**ИСХОДНЫЙ ТЕКСТ**
------------

Группа обвинений, касающихся церковных и монастырских стяжаний, а также «хулы» на русских чудотворцев, имела в своей основе лишь устные показания старцев Федора Сербина и Арсения Сербина. Обобщенно обвинения звучали в обвинительной речи митрополита Даниила: «…церкви и монастыри укоряеши и хулиши, что они стяжания, и людей, и доходы, и села имеют… Да ты же, Максим, святых великих чудотворцев Петра и Алексея и Иону, митрополитов всея Руси, и святых преподобных чудотворцев Сергия, Варлаама и Кирилла, Пафнутия и Макария укоряеши и хулиши, а говоришь так: Ведь они держали города и волости, и села, и людей, и судили, и пошлины, оброки и дани брали, и многое богатство имели, а потому нельзя им быть чудотворцами».

Из этих обвинений Максим признал лишь одно, касающееся высказываний в адрес Пафнутия: «Про чудотворцев про Петра, и про Алексея, и про Сергия, и про Кирилла не говаривал ничего. А про Пафнутия есми молвил, того для, что он держал села, и на деньги росты брал, и людей и слуг держал, и судил, и кнутьем бил, так как же ему чудотворцем быти?»{301} Вопрос, возникший в ходе судебного разбирательства, относился к актуальной в то время теме канонизации святых, о нормах и обычаях, на основе которых происходило причтение к лику святых. Высказывания Максима и особенно Вассиана отличались резкостью, но сам факт появления сомнений соответствовал духу времени, имел аналогии в реальных событиях. Е. Е. Голубинский, исследуя канонизацию святых в Русской церкви, отметил, в частности, относящиеся к этому же времени (к 1539 и 1544 годам) два случая «отклонения высшею церковного властию ходатайств о причислении двоих умерших к лику святых, так как ходатайства найдены были церковного властью не подлежащими удовлетворению»{302}.

Собор 1531 года не мог не осознавать, что показания по такому ответственному вопросу двух сербов (к тому же показания устные, в отличие от разного рода «записей» по другим «хулам») не могут быть основанием для принятия каких‑либо решений, тем более что и Максим, и Вассиан отрицали свою вину. Тем не менее Собор 1531 года ее подтвердил.

------------

**ПРЕДОСТАВЛЕННЫЕ ЗАПИСИ**
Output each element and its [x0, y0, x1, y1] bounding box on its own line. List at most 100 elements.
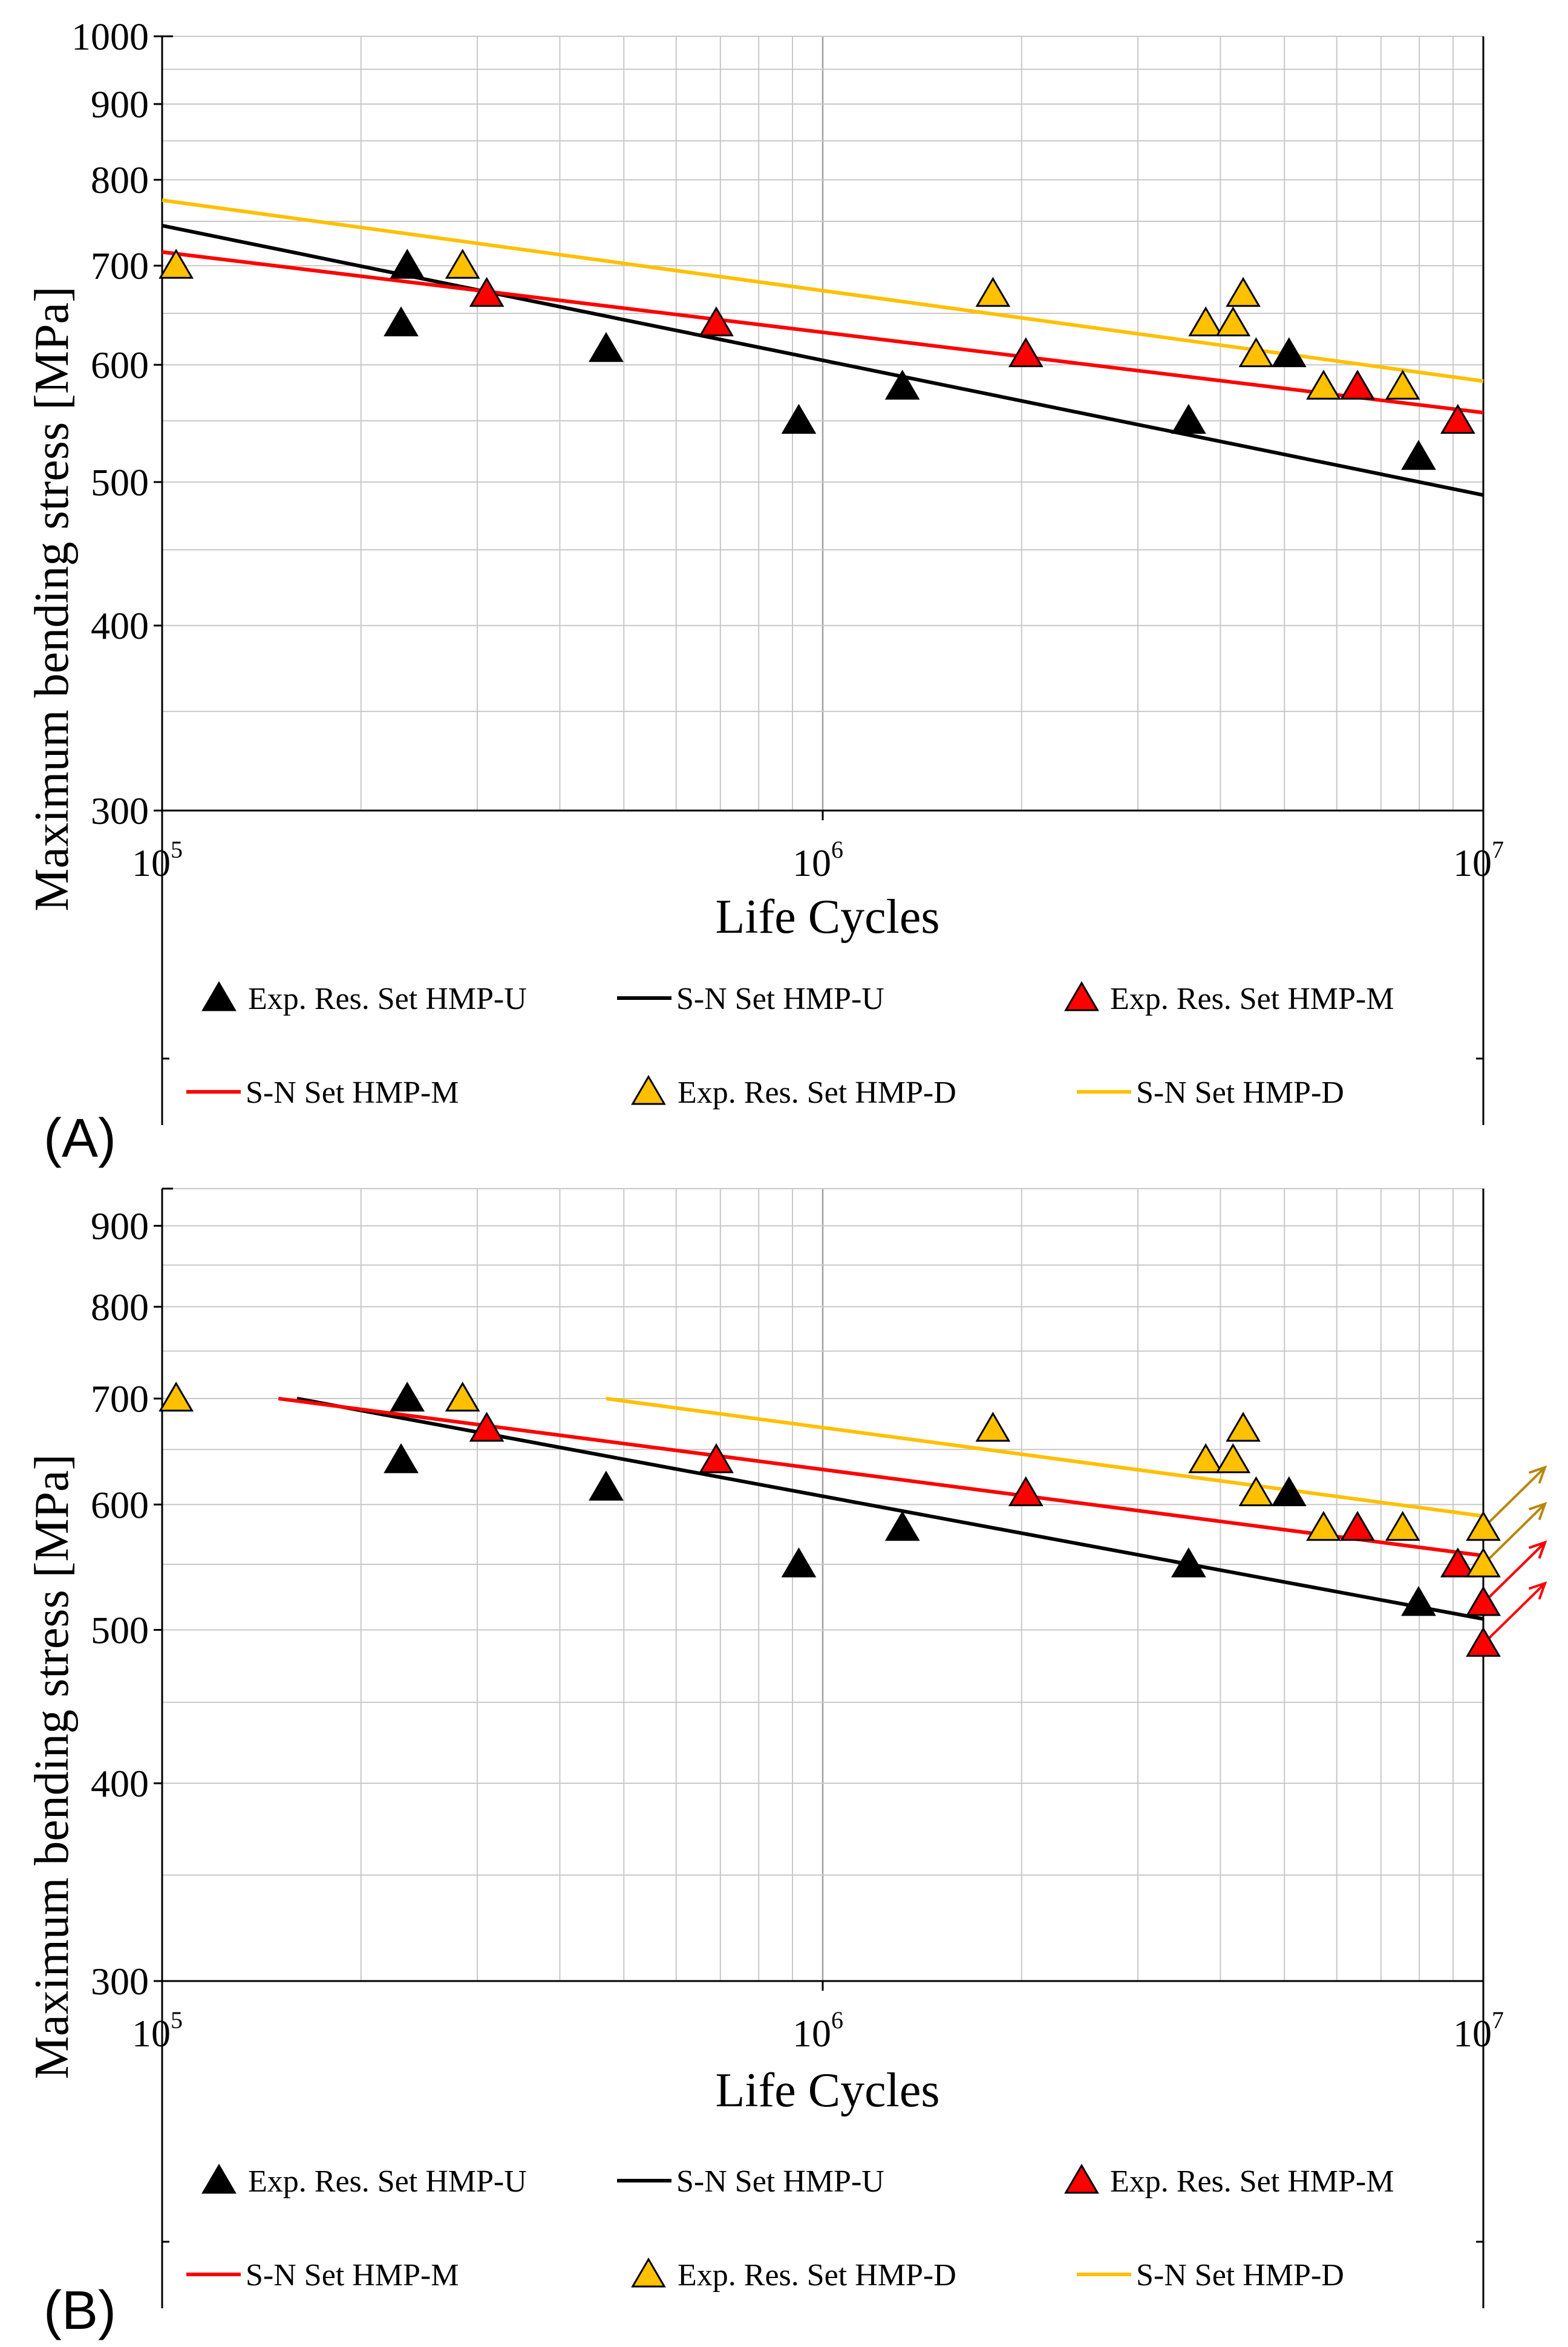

------------

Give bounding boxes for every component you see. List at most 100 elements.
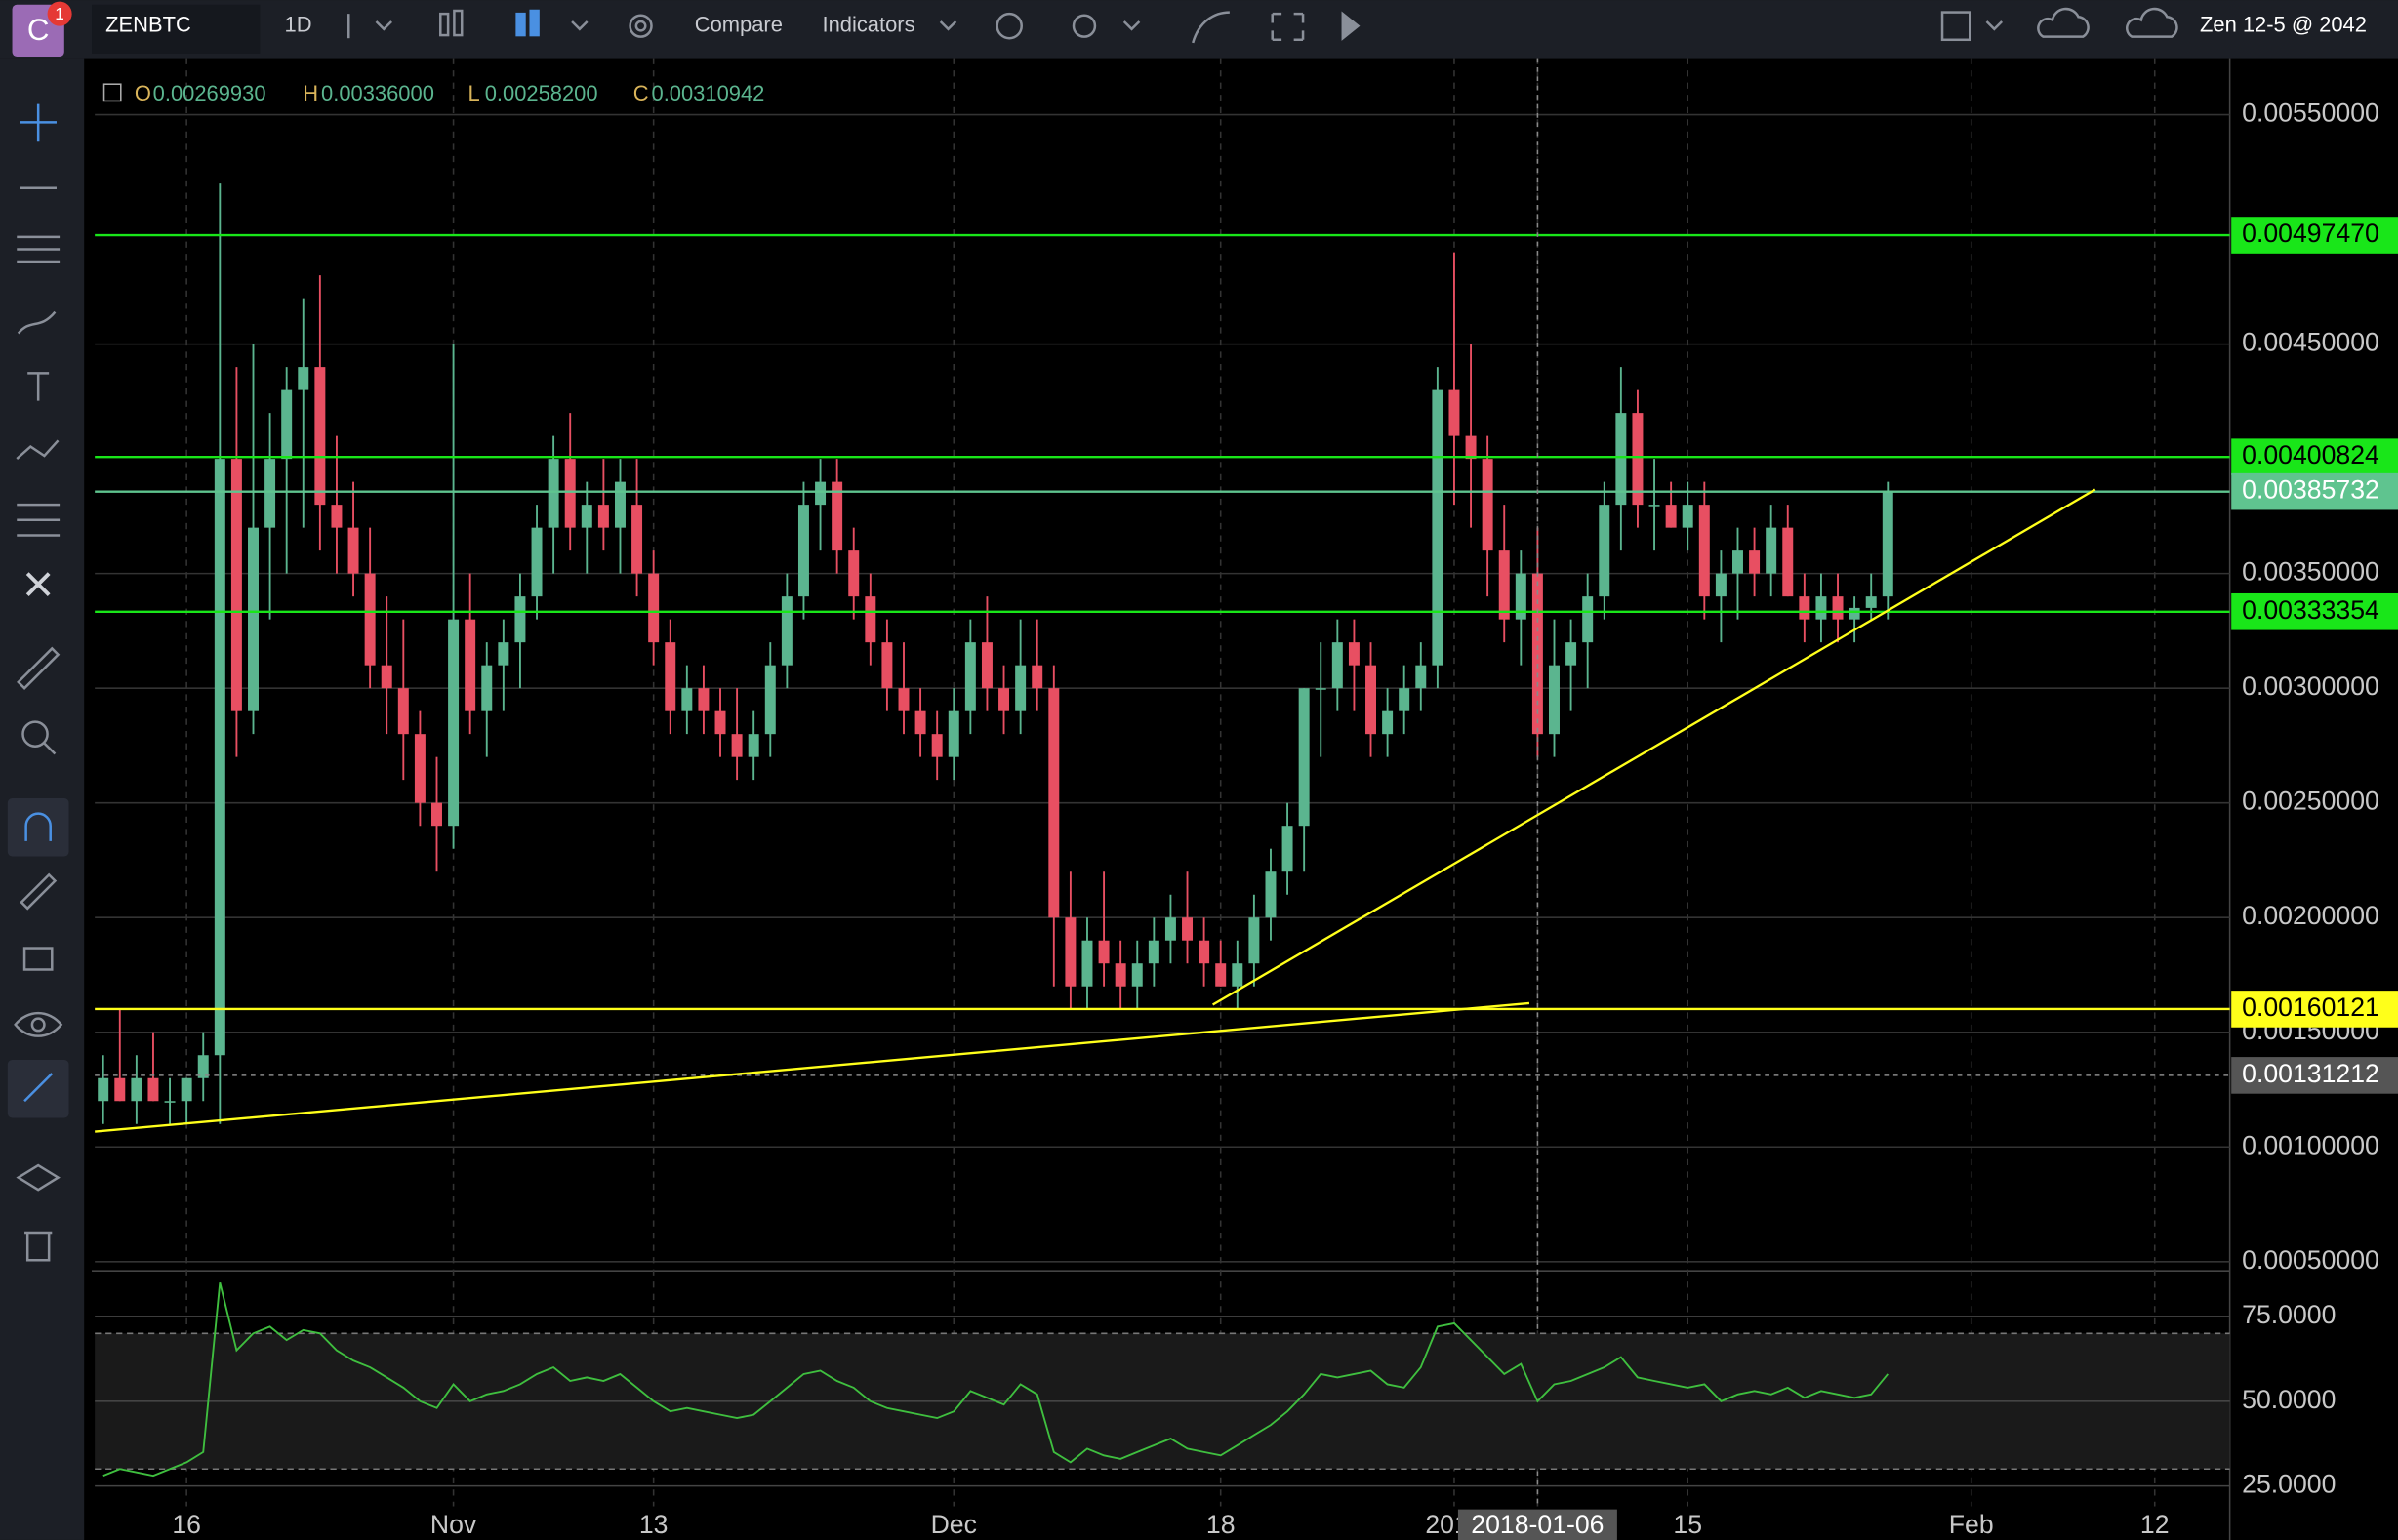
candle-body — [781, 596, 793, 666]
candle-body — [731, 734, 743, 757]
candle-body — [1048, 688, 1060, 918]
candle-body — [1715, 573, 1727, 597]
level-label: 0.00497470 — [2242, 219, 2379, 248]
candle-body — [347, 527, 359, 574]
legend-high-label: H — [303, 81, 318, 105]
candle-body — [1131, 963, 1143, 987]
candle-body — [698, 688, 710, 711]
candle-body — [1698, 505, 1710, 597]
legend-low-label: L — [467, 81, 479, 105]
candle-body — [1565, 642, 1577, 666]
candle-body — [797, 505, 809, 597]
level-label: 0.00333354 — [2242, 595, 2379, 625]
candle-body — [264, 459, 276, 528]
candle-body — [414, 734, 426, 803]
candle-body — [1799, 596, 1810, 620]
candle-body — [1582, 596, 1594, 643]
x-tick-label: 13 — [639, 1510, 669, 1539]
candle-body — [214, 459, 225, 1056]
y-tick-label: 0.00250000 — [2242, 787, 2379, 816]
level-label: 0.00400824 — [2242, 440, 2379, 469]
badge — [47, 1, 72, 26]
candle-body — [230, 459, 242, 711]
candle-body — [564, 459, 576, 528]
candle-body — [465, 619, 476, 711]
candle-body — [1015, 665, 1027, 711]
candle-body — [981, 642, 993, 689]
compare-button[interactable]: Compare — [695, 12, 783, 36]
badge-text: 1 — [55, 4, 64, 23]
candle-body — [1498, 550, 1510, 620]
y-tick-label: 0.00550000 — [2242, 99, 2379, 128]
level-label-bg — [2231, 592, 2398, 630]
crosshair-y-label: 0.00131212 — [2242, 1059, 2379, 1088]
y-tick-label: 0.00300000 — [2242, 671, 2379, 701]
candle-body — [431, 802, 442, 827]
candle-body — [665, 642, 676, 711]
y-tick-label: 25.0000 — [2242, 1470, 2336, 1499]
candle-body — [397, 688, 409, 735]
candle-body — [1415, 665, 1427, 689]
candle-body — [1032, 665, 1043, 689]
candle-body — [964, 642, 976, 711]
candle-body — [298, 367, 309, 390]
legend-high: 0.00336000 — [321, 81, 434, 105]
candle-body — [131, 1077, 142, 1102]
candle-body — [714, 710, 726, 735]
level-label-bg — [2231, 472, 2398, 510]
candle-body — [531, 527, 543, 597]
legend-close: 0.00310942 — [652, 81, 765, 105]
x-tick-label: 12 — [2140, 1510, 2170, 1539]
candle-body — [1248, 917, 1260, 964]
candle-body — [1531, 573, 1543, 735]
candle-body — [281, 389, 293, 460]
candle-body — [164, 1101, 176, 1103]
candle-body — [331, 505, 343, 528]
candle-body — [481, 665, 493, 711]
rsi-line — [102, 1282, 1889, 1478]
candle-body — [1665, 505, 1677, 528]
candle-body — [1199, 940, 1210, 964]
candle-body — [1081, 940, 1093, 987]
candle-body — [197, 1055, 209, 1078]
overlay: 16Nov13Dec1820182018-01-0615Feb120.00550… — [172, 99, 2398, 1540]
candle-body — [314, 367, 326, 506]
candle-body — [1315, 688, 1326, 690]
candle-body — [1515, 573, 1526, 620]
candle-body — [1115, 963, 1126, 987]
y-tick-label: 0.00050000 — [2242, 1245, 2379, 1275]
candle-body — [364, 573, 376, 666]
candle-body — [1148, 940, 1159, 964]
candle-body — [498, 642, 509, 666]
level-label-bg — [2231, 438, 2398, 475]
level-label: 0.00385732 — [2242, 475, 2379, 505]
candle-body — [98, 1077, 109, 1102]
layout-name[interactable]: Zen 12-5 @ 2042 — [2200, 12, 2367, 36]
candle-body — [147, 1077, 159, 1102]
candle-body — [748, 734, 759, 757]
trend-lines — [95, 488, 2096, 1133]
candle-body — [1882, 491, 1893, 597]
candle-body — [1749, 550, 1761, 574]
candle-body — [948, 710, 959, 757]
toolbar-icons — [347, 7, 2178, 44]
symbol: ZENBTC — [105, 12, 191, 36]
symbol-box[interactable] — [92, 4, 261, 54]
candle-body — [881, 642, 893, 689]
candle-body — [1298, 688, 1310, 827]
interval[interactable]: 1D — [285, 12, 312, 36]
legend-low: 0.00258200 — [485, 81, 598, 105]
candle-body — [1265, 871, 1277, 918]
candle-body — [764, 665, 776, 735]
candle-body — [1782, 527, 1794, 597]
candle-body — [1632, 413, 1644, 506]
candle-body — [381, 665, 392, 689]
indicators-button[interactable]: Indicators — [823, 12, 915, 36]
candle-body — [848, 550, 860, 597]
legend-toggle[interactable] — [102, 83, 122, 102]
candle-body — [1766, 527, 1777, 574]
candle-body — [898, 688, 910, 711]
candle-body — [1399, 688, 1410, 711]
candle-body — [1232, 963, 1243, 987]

------------

**УСЛОВИЯ ЗАДАНИЙ**
• 1. Перечислите всех чудотворцев, которых митрополит Даниил называет по имени в своей обвинительной речи в исходном тексте.
• 2. Пожалуйста, преобразуйте в таблицу Markdown со столбцами «Номер» и «Запись» участок записей от строки с «Give bounding boxes» до строки с «legend-high-label: H — [303, 81, 318, 105]» включительно, без картинки.
Текст и записи никак не связаны друг с другом.

**ОТВЕТЫ ПО ЗАДАНИЯМ**
• 1. Петр, Алексей, Иона, Сергий, Варлаам, Кирилл, Пафнутий, Макарий.

• 2.
| Номер | Запись |
|---|---|
| 1 | Give bounding boxes for every component you see. List at most 100 elements. |
| 2 | candle-body — [781, 596, 793, 666] |
| 3 | candle-body — [731, 734, 743, 757] |
| 4 | candle-body — [1048, 688, 1060, 918] |
| 5 | candle-body — [1715, 573, 1727, 597] |
| 6 | level-label: 0.00497470 — [2242, 219, 2379, 248] |
| 7 | candle-body — [347, 527, 359, 574] |
| 8 | legend-high-label: H — [303, 81, 318, 105] |